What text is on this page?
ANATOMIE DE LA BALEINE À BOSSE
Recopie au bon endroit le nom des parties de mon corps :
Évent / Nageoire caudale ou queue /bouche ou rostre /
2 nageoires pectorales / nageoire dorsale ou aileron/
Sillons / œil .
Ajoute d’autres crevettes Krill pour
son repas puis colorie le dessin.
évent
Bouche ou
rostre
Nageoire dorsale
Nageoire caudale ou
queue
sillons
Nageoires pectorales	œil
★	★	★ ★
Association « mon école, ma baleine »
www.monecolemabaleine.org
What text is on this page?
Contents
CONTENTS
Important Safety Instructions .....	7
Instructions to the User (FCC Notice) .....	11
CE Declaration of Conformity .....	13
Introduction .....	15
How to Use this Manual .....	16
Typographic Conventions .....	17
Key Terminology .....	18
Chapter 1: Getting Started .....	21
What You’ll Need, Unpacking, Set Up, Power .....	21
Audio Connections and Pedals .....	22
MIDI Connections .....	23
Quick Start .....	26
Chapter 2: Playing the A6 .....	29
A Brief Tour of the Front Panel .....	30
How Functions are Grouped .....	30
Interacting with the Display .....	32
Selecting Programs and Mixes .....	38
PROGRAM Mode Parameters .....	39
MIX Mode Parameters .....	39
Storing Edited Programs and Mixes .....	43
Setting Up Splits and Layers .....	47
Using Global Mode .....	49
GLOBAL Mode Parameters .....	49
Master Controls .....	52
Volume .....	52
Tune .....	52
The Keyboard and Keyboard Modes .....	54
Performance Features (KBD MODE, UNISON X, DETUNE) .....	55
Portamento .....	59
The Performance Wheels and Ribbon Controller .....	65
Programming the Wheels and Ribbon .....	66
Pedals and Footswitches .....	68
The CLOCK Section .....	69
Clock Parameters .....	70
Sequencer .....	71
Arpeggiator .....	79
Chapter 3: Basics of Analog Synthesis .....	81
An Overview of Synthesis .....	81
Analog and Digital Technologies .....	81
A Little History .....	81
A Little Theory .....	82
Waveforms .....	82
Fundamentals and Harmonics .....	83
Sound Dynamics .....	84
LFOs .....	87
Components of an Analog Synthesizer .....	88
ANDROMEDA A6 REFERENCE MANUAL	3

______________________________

**What the task asks**
Pick out the lines that have the word "caudale". Copy them all.

**Reply**
Évent / Nageoire caudale ou queue /bouche ou rostre /
Nageoire caudale ou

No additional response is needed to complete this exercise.